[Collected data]
================================

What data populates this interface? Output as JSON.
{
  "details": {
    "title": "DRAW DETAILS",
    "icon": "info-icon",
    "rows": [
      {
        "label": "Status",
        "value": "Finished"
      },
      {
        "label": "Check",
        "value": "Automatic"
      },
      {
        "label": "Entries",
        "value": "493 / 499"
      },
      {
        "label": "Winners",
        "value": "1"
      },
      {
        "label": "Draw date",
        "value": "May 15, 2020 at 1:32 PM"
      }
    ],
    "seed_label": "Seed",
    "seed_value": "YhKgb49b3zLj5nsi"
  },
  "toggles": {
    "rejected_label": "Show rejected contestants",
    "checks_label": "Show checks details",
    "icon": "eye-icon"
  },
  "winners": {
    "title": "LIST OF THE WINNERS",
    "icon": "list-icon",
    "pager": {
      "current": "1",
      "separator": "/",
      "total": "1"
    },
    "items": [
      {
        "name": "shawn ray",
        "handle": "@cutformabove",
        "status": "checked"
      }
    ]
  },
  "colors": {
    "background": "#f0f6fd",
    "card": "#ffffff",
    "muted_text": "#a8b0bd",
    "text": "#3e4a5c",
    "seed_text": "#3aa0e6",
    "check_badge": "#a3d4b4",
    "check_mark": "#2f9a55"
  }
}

================================

§ **Task requirements**
All of the lines above need to be given again exactly.

§ **Task solution**
What data populates this interface? Output as JSON.
{
  "details": {
    "title": "DRAW DETAILS",
    "icon": "info-icon",
    "rows": [
      {
        "label": "Status",
        "value": "Finished"
      },
      {
        "label": "Check",
        "value": "Automatic"
      },
      {
        "label": "Entries",
        "value": "493 / 499"
      },
      {
        "label": "Winners",
        "value": "1"
      },
      {
        "label": "Draw date",
        "value": "May 15, 2020 at 1:32 PM"
      }
    ],
    "seed_label": "Seed",
    "seed_value": "YhKgb49b3zLj5nsi"
  },
  "toggles": {
    "rejected_label": "Show rejected contestants",
    "checks_label": "Show checks details",
    "icon": "eye-icon"
  },
  "winners": {
    "title": "LIST OF THE WINNERS",
    "icon": "list-icon",
    "pager": {
      "current": "1",
      "separator": "/",
      "total": "1"
    },
    "items": [
      {
        "name": "shawn ray",
        "handle": "@cutformabove",
        "status": "checked"
      }
    ]
  },
  "colors": {
    "background": "#f0f6fd",
    "card": "#ffffff",
    "muted_text": "#a8b0bd",
    "text": "#3e4a5c",
    "seed_text": "#3aa0e6",
    "check_badge": "#a3d4b4",
    "check_mark": "#2f9a55"
  }
}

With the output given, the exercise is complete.